---------- Records shown ----------

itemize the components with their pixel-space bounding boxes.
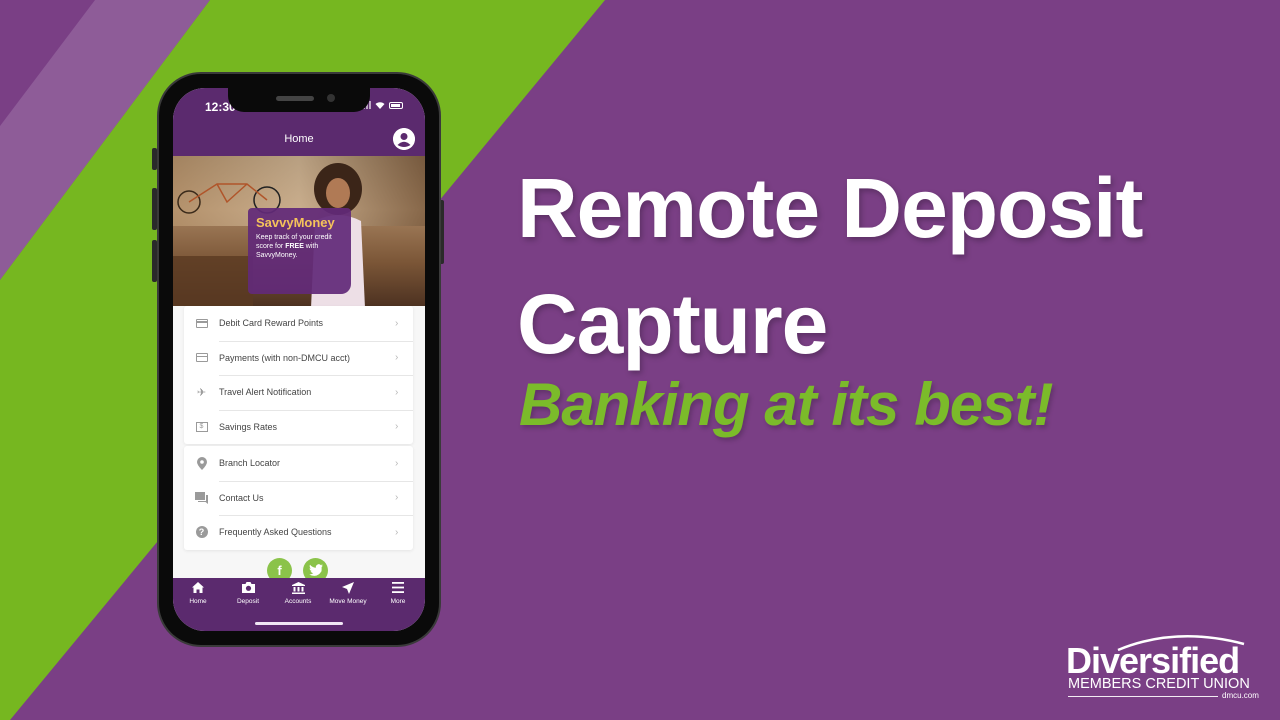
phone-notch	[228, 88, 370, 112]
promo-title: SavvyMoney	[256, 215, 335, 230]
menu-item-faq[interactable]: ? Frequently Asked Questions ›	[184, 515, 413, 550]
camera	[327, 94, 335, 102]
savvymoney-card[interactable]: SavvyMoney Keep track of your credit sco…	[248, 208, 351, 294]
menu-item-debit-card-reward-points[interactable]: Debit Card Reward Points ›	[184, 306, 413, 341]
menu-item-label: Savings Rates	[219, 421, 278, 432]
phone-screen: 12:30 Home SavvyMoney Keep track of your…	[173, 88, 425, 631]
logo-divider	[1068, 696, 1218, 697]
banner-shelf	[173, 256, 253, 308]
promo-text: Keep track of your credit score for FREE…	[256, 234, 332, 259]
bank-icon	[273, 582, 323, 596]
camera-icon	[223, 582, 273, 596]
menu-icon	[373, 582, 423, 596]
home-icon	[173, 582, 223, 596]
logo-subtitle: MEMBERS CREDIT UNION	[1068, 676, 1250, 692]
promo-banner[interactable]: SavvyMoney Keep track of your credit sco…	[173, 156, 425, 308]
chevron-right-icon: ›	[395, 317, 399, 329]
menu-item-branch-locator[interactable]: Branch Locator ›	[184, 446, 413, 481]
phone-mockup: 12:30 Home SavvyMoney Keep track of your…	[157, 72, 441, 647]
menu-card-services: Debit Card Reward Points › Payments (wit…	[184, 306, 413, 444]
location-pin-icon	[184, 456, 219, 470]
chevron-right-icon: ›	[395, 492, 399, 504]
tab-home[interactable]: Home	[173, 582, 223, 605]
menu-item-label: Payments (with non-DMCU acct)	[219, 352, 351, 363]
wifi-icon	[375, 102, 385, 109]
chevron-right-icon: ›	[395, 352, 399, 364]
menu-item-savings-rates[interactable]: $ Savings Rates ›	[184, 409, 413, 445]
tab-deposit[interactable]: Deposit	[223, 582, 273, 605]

----------

(Problem requirements): Please pull out every line above word for word, leaving out the picture.

(Result below):
itemize the components with their pixel-space bounding boxes.
phone-notch	[228, 88, 370, 112]
promo-title: SavvyMoney	[256, 215, 335, 230]
menu-item-faq[interactable]: ? Frequently Asked Questions ›	[184, 515, 413, 550]
camera	[327, 94, 335, 102]
savvymoney-card[interactable]: SavvyMoney Keep track of your credit sco…	[248, 208, 351, 294]
menu-item-debit-card-reward-points[interactable]: Debit Card Reward Points ›	[184, 306, 413, 341]
menu-item-label: Savings Rates	[219, 421, 278, 432]
phone-screen: 12:30 Home SavvyMoney Keep track of your…	[173, 88, 425, 631]
logo-divider	[1068, 696, 1218, 697]
banner-shelf	[173, 256, 253, 308]
promo-text: Keep track of your credit score for FREE…	[256, 234, 332, 259]
bank-icon	[273, 582, 323, 596]
camera-icon	[223, 582, 273, 596]
menu-icon	[373, 582, 423, 596]
home-icon	[173, 582, 223, 596]
logo-subtitle: MEMBERS CREDIT UNION	[1068, 676, 1250, 692]
promo-banner[interactable]: SavvyMoney Keep track of your credit sco…	[173, 156, 425, 308]
chevron-right-icon: ›	[395, 317, 399, 329]
menu-item-branch-locator[interactable]: Branch Locator ›	[184, 446, 413, 481]
phone-mockup: 12:30 Home SavvyMoney Keep track of your…	[157, 72, 441, 647]
menu-card-services: Debit Card Reward Points › Payments (wit…	[184, 306, 413, 444]
location-pin-icon	[184, 456, 219, 470]
chevron-right-icon: ›	[395, 492, 399, 504]
tab-home[interactable]: Home	[173, 582, 223, 605]
menu-item-label: Payments (with non-DMCU acct)	[219, 352, 351, 363]
wifi-icon	[375, 102, 385, 109]
chevron-right-icon: ›	[395, 352, 399, 364]
menu-item-savings-rates[interactable]: $ Savings Rates ›	[184, 409, 413, 445]
tab-deposit[interactable]: Deposit	[223, 582, 273, 605]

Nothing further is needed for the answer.